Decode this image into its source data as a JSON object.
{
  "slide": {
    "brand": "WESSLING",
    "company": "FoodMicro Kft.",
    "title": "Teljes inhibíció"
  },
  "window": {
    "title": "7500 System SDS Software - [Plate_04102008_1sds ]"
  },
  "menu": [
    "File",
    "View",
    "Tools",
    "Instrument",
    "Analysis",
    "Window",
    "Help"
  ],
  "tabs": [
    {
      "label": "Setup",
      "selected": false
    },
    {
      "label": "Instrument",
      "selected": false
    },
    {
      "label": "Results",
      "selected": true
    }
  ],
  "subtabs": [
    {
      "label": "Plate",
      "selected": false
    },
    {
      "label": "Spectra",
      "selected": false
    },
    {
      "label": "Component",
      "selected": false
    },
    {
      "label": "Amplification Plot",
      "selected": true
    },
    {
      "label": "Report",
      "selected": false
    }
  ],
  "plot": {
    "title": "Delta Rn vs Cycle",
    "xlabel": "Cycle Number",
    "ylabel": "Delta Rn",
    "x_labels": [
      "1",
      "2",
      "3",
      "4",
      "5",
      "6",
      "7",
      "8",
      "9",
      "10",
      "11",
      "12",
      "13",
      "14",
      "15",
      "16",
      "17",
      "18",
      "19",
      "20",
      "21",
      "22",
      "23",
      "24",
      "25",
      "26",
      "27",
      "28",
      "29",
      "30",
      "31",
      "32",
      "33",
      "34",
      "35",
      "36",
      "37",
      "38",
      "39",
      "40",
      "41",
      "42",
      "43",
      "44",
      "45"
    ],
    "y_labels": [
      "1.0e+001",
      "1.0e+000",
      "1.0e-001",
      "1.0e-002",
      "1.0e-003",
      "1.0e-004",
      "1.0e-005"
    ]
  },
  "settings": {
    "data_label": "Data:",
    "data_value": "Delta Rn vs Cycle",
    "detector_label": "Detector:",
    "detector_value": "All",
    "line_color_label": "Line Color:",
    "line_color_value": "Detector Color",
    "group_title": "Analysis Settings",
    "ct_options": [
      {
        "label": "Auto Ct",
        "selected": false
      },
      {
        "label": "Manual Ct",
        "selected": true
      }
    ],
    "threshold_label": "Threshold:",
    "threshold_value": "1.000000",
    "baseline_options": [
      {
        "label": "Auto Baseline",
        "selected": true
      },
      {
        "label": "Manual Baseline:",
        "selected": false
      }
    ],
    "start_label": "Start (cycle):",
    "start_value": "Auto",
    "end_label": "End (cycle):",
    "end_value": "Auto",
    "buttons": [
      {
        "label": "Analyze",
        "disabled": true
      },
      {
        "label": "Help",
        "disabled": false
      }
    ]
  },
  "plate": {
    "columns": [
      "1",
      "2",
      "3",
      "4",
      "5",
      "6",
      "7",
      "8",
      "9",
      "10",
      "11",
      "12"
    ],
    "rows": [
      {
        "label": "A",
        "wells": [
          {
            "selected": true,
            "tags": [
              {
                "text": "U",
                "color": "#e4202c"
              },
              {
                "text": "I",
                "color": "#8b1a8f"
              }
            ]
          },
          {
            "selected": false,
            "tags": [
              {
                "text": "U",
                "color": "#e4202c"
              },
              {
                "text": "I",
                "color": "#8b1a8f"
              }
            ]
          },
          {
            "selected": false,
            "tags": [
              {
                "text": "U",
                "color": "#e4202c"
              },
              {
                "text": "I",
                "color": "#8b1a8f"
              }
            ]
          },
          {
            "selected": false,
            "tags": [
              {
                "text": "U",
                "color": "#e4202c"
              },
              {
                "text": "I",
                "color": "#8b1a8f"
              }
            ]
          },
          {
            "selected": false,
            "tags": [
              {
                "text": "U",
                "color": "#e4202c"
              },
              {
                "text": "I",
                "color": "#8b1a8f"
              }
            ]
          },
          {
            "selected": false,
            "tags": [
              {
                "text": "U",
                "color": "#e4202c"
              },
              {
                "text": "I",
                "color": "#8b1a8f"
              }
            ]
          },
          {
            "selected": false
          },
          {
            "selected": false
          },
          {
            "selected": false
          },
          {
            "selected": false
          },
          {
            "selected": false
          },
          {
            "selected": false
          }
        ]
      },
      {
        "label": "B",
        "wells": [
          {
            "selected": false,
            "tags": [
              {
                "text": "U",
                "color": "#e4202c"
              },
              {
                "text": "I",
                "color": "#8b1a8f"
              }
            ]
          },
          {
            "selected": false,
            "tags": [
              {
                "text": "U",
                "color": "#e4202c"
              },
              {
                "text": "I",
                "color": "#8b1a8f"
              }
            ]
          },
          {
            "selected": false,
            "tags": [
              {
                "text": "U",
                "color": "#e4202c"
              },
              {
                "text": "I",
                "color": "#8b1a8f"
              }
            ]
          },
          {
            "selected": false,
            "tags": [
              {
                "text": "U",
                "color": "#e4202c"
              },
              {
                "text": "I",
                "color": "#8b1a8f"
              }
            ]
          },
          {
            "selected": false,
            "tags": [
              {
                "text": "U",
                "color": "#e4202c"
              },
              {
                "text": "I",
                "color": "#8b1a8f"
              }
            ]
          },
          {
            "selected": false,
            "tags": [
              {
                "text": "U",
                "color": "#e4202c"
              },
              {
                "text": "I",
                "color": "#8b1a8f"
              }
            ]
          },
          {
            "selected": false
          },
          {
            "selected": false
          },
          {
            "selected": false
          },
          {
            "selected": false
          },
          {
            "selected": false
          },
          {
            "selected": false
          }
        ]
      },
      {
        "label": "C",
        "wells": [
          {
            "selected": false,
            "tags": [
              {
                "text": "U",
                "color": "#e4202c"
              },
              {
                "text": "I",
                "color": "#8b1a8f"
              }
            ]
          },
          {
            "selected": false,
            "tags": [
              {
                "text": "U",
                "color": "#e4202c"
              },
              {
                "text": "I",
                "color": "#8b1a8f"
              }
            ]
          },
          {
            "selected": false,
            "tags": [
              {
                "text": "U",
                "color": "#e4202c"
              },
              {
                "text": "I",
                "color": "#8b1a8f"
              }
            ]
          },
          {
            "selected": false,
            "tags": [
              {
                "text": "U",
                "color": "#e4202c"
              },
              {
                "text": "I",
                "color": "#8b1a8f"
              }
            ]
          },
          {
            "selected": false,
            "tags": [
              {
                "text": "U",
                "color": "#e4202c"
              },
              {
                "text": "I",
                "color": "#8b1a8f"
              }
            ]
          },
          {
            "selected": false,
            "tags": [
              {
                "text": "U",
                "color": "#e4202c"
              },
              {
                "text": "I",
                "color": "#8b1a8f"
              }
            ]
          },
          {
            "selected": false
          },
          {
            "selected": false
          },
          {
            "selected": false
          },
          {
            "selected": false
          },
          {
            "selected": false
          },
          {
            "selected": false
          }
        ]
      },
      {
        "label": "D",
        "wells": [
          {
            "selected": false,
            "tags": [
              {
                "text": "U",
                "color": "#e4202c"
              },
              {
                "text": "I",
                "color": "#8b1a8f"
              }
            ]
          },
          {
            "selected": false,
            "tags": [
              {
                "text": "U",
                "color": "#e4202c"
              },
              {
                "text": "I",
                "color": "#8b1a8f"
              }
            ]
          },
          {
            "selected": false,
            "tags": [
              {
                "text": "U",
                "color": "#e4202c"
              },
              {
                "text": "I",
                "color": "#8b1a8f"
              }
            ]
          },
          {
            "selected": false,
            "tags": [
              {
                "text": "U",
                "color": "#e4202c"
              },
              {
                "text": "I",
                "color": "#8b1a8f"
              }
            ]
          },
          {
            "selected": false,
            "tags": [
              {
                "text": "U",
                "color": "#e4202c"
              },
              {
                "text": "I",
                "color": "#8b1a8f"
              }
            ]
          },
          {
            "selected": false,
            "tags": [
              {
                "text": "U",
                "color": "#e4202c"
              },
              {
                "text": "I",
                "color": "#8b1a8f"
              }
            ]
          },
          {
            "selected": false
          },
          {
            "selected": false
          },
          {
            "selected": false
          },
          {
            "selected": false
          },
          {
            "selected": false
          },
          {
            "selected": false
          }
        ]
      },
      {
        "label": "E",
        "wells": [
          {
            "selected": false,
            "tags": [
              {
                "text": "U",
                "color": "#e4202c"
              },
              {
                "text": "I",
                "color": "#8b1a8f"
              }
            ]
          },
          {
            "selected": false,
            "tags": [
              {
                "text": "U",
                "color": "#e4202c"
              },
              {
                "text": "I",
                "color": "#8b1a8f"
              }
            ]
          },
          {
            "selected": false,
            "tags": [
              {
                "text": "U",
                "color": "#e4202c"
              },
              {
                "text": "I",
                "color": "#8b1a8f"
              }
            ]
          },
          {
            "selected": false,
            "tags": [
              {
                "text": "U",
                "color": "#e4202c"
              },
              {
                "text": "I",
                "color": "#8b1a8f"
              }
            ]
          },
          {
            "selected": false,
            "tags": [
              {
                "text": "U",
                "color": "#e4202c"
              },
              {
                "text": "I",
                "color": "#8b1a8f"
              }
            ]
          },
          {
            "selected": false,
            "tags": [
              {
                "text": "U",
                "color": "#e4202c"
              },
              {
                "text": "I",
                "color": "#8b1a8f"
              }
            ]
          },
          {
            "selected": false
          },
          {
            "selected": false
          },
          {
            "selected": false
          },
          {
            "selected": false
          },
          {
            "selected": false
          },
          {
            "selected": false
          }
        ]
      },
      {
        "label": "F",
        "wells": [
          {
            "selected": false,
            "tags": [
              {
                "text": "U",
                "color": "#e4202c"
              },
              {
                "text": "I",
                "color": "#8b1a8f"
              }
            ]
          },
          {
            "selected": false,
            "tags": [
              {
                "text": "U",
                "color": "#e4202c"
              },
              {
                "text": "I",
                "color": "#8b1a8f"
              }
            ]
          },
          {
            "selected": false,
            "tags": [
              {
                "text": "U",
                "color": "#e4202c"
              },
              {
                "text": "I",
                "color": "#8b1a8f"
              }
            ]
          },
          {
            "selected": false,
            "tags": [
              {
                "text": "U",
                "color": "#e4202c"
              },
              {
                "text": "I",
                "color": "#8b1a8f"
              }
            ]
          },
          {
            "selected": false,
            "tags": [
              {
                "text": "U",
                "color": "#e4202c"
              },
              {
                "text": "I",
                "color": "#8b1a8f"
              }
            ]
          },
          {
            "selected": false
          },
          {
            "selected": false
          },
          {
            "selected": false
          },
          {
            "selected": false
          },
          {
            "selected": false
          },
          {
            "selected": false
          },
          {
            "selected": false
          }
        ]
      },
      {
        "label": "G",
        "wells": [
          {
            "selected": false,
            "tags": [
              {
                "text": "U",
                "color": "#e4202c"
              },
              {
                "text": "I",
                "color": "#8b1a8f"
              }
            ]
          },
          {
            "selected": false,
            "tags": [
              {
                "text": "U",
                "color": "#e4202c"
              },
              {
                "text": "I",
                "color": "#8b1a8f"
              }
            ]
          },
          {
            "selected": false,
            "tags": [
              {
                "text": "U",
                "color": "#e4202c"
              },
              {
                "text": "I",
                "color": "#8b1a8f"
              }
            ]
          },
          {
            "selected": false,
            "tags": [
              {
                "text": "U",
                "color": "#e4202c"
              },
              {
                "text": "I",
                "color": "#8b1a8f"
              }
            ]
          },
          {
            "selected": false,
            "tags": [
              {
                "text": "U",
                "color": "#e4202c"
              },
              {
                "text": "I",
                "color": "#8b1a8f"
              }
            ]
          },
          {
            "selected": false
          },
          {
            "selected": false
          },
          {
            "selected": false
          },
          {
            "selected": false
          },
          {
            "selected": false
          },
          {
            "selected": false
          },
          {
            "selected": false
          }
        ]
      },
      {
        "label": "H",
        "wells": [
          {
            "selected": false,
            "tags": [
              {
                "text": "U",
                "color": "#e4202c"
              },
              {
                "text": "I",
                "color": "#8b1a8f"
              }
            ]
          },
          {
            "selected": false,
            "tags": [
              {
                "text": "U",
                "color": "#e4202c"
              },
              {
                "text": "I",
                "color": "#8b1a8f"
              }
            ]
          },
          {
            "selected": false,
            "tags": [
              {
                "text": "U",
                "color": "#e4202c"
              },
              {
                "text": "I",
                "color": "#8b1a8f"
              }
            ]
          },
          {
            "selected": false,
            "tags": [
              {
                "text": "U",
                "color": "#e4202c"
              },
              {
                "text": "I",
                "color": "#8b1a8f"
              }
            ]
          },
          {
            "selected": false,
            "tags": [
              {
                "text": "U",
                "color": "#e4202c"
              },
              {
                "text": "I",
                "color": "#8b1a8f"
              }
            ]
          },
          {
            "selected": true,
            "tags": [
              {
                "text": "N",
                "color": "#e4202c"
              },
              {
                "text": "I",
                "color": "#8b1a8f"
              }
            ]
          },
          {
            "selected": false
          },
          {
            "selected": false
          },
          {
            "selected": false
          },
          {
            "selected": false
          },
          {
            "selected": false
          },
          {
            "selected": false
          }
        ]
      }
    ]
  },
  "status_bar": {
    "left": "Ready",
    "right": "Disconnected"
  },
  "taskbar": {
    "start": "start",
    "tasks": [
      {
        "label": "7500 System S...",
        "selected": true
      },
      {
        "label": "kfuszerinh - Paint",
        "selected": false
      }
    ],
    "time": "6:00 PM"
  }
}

---*---

Given problem =
From the data above, copy each line that has the string "Delta".

Output of the exercise =
    "title": "Delta Rn vs Cycle",
    "ylabel": "Delta Rn",
    "data_value": "Delta Rn vs Cycle",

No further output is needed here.